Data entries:
::::::
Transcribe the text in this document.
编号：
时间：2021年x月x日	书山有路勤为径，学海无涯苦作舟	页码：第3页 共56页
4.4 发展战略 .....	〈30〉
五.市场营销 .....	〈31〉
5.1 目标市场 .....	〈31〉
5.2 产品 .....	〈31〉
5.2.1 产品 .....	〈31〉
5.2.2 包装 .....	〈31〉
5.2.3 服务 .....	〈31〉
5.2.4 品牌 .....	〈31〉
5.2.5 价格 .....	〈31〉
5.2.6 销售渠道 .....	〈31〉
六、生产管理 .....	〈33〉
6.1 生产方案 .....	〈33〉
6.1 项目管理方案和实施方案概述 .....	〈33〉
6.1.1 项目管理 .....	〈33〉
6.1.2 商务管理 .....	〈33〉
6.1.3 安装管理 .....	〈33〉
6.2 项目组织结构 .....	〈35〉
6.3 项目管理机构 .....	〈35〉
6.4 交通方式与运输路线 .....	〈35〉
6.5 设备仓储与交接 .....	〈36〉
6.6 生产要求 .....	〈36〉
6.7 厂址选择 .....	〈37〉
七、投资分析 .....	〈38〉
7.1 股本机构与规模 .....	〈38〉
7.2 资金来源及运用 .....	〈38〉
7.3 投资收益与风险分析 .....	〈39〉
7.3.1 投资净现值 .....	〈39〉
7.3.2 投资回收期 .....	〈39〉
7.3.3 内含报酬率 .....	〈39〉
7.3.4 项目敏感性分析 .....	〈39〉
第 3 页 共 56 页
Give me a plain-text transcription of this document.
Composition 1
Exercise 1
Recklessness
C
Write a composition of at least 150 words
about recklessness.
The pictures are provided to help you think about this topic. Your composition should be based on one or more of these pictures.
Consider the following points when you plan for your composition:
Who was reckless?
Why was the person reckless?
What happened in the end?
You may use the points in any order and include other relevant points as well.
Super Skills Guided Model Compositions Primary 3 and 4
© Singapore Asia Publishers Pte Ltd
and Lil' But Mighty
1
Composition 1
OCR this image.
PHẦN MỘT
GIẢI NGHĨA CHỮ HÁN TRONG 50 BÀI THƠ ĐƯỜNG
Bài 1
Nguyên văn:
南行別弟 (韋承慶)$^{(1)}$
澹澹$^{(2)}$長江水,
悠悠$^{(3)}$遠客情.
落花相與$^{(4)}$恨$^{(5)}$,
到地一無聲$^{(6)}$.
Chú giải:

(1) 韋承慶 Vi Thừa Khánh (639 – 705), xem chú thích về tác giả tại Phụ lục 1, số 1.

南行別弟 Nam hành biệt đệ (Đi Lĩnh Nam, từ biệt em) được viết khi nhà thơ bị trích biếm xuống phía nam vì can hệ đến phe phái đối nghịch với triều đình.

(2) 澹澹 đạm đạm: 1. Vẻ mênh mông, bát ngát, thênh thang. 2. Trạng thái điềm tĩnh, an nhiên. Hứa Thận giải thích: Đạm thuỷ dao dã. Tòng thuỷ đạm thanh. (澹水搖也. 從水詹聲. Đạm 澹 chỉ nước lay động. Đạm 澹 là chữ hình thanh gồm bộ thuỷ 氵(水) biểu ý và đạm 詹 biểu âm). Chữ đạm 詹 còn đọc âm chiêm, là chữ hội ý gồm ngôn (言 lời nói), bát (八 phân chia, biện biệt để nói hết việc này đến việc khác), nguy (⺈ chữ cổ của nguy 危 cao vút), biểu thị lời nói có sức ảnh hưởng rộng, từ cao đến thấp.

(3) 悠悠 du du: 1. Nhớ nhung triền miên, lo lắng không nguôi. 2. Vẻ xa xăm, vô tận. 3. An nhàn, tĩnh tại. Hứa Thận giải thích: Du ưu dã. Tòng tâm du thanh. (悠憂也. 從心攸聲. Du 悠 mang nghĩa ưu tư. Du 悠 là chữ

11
::::::
Exercise: Check each line of the records for the word "Thận", and show the lines that contain it.

The response:
(2) 澹澹 đạm đạm: 1. Vẻ mênh mông, bát ngát, thênh thang. 2. Trạng thái điềm tĩnh, an nhiên. Hứa Thận giải thích: Đạm thuỷ dao dã. Tòng thuỷ đạm thanh. (澹水搖也. 從水詹聲. Đạm 澹 chỉ nước lay động. Đạm 澹 là chữ hình thanh gồm bộ thuỷ 氵(水) biểu ý và đạm 詹 biểu âm). Chữ đạm 詹 còn đọc âm chiêm, là chữ hội ý gồm ngôn (言 lời nói), bát (八 phân chia, biện biệt để nói hết việc này đến việc khác), nguy (⺈ chữ cổ của nguy 危 cao vút), biểu thị lời nói có sức ảnh hưởng rộng, từ cao đến thấp.
(3) 悠悠 du du: 1. Nhớ nhung triền miên, lo lắng không nguôi. 2. Vẻ xa xăm, vô tận. 3. An nhàn, tĩnh tại. Hứa Thận giải thích: Du ưu dã. Tòng tâm du thanh. (悠憂也. 從心攸聲. Du 悠 mang nghĩa ưu tư. Du 悠 là chữ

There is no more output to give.